Your task:
Answer with one number: the count of lines in this material that hold the word "Cacheu".

# # #

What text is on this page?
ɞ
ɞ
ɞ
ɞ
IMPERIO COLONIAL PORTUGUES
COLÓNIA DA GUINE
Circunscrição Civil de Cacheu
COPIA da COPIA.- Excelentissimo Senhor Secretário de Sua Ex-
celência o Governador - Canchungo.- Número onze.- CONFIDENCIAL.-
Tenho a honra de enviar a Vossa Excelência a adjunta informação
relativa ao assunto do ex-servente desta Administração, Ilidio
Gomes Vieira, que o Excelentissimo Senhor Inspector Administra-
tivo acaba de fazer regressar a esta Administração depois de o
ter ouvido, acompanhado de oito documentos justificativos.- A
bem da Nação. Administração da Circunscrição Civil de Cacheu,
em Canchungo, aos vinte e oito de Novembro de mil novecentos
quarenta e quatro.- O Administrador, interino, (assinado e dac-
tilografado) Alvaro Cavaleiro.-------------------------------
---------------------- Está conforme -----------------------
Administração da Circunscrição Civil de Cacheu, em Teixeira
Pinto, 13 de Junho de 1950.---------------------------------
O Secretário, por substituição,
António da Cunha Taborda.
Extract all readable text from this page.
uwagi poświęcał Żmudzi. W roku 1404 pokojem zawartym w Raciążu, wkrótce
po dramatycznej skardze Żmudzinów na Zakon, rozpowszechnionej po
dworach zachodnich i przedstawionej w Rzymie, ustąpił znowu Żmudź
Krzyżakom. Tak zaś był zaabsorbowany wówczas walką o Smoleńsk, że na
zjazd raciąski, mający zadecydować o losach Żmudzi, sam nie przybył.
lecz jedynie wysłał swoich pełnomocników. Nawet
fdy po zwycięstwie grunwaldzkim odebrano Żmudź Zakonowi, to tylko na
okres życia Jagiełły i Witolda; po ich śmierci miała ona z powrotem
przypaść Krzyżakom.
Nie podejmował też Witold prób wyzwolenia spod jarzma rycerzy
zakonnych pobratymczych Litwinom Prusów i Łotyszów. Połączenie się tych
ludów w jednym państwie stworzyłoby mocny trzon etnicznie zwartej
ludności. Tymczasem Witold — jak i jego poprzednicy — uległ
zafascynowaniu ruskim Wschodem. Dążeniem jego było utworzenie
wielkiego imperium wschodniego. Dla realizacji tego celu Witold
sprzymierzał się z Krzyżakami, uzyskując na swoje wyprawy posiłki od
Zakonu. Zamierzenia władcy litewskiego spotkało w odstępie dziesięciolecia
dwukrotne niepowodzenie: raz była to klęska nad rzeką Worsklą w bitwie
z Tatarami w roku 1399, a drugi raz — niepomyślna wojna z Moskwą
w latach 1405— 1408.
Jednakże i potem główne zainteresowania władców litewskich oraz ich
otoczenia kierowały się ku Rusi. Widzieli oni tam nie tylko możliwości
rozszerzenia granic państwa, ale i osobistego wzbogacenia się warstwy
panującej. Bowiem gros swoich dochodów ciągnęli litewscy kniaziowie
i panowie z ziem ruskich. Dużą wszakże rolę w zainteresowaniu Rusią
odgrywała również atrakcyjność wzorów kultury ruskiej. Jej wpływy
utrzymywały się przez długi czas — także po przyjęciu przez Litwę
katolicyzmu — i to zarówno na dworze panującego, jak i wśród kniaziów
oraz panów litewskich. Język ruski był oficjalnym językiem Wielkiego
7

# # #

Result below:
3